## Dataset entries

#####

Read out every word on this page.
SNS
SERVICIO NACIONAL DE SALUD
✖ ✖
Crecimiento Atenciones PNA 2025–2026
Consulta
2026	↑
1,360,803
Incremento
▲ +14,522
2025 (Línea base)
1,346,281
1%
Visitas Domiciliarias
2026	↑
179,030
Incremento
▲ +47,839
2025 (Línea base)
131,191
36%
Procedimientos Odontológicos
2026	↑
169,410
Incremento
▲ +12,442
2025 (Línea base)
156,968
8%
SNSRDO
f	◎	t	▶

#####

Every record above needs to be repeated word for word.

Read out every word on this page.
SNS
SERVICIO NACIONAL DE SALUD
✖ ✖
Crecimiento Atenciones PNA 2025–2026
Consulta
2026	↑
1,360,803
Incremento
▲ +14,522
2025 (Línea base)
1,346,281
1%
Visitas Domiciliarias
2026	↑
179,030
Incremento
▲ +47,839
2025 (Línea base)
131,191
36%
Procedimientos Odontológicos
2026	↑
169,410
Incremento
▲ +12,442
2025 (Línea base)
156,968
8%
SNSRDO
f	◎	t	▶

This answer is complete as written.